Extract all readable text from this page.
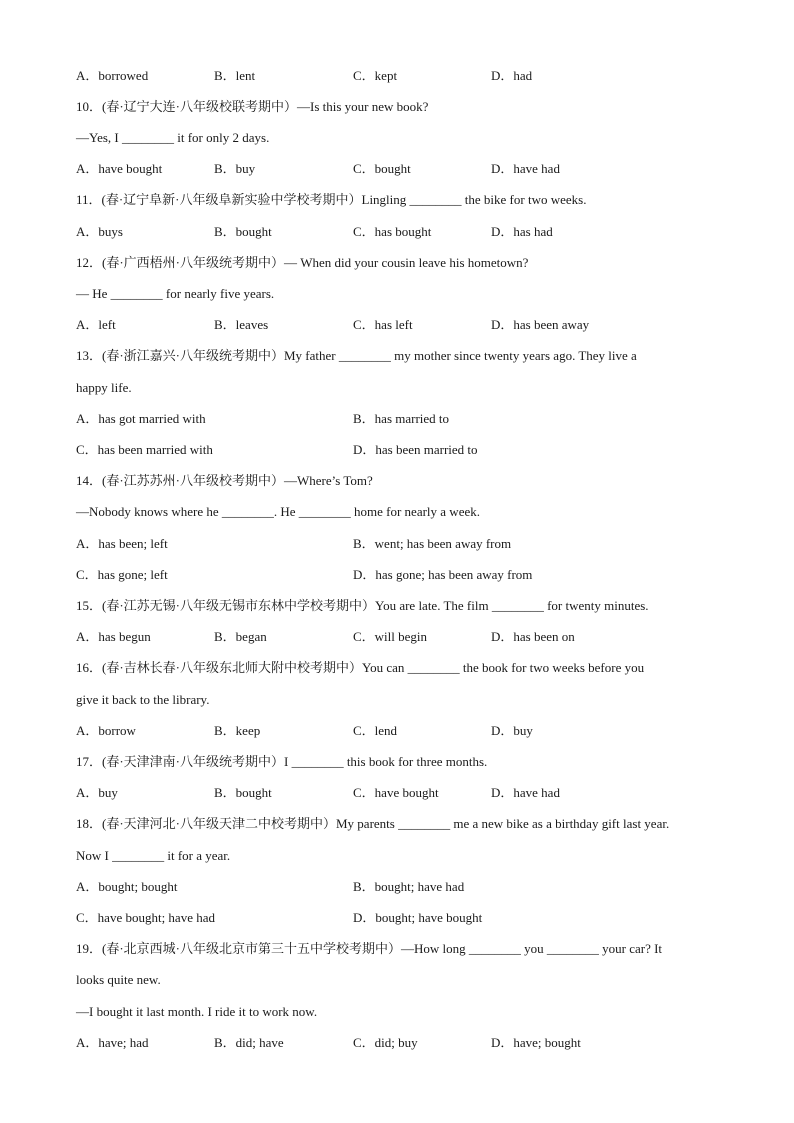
A．borrowed	B．lent	C．kept	D．had
10．(春·辽宁大连·八年级校联考期中）—Is this your new book?
—Yes, I ________ it for only 2 days.
A．have bought	B．buy	C．bought	D．have had
11．(春·辽宁阜新·八年级阜新实验中学校考期中）Lingling ________ the bike for two weeks.
A．buys	B．bought	C．has bought	D．has had
12．(春·广西梧州·八年级统考期中）— When did your cousin leave his hometown?
— He ________ for nearly five years.
A．left	B．leaves	C．has left	D．has been away
13．(春·浙江嘉兴·八年级统考期中）My father ________ my mother since twenty years ago. They live a
happy life.
A．has got married with	B．has married to
C．has been married with	D．has been married to
14．(春·江苏苏州·八年级校考期中）—Where’s Tom?
—Nobody knows where he ________. He ________ home for nearly a week.
A．has been; left	B．went; has been away from
C．has gone; left	D．has gone; has been away from
15．(春·江苏无锡·八年级无锡市东林中学校考期中）You are late. The film ________ for twenty minutes.
A．has begun	B．began	C．will begin	D．has been on
16．(春·吉林长春·八年级东北师大附中校考期中）You can ________ the book for two weeks before you
give it back to the library.
A．borrow	B．keep	C．lend	D．buy
17．(春·天津津南·八年级统考期中）I ________ this book for three months.
A．buy	B．bought	C．have bought	D．have had
18．(春·天津河北·八年级天津二中校考期中）My parents ________ me a new bike as a birthday gift last year.
Now I ________ it for a year.
A．bought; bought	B．bought; have had
C．have bought; have had	D．bought; have bought
19．(春·北京西城·八年级北京市第三十五中学校考期中）—How long ________ you ________ your car? It
looks quite new.
—I bought it last month. I ride it to work now.
A．have; had	B．did; have	C．did; buy	D．have; bought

━━━━━━━━

§ **Exercise requirements**
Quote all the lines above exactly as given. Do not include the pictures.

§ **In response**
Extract all readable text from this page.
A．borrowed	B．lent	C．kept	D．had
10．(春·辽宁大连·八年级校联考期中）—Is this your new book?
—Yes, I ________ it for only 2 days.
A．have bought	B．buy	C．bought	D．have had
11．(春·辽宁阜新·八年级阜新实验中学校考期中）Lingling ________ the bike for two weeks.
A．buys	B．bought	C．has bought	D．has had
12．(春·广西梧州·八年级统考期中）— When did your cousin leave his hometown?
— He ________ for nearly five years.
A．left	B．leaves	C．has left	D．has been away
13．(春·浙江嘉兴·八年级统考期中）My father ________ my mother since twenty years ago. They live a
happy life.
A．has got married with	B．has married to
C．has been married with	D．has been married to
14．(春·江苏苏州·八年级校考期中）—Where’s Tom?
—Nobody knows where he ________. He ________ home for nearly a week.
A．has been; left	B．went; has been away from
C．has gone; left	D．has gone; has been away from
15．(春·江苏无锡·八年级无锡市东林中学校考期中）You are late. The film ________ for twenty minutes.
A．has begun	B．began	C．will begin	D．has been on
16．(春·吉林长春·八年级东北师大附中校考期中）You can ________ the book for two weeks before you
give it back to the library.
A．borrow	B．keep	C．lend	D．buy
17．(春·天津津南·八年级统考期中）I ________ this book for three months.
A．buy	B．bought	C．have bought	D．have had
18．(春·天津河北·八年级天津二中校考期中）My parents ________ me a new bike as a birthday gift last year.
Now I ________ it for a year.
A．bought; bought	B．bought; have had
C．have bought; have had	D．bought; have bought
19．(春·北京西城·八年级北京市第三十五中学校考期中）—How long ________ you ________ your car? It
looks quite new.
—I bought it last month. I ride it to work now.
A．have; had	B．did; have	C．did; buy	D．have; bought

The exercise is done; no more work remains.